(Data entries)
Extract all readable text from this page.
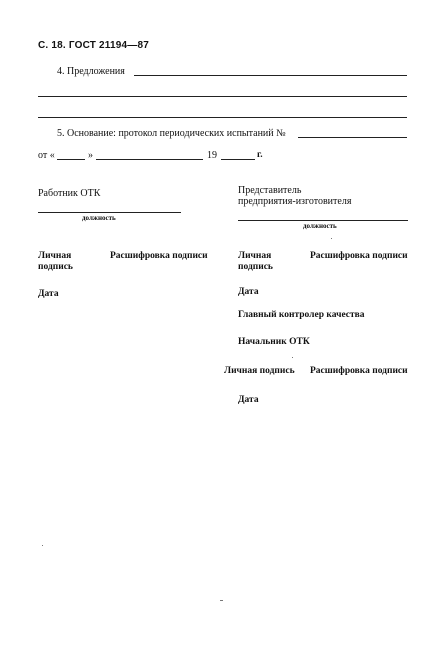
С. 18. ГОСТ 21194—87
4. Предложения
5. Основание: протокол периодических испытаний №
от «	»	19	г.
Работник ОТК
должность
Личная
подпись
Расшифровка подписи
Дата
Представитель
предприятия-изготовителя
должность
Личная
подпись
Расшифровка подписи
Дата
Главный контролер качества
Начальник ОТК
Личная подпись Расшифровка подписи
Дата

### What to work on
Please write out all the data again word for word, but not the pictures.

### Result
Extract all readable text from this page.
С. 18. ГОСТ 21194—87
4. Предложения
5. Основание: протокол периодических испытаний №
от «	»	19	г.
Работник ОТК
должность
Личная
подпись
Расшифровка подписи
Дата
Представитель
предприятия-изготовителя
должность
Личная
подпись
Расшифровка подписи
Дата
Главный контролер качества
Начальник ОТК
Личная подпись Расшифровка подписи
Дата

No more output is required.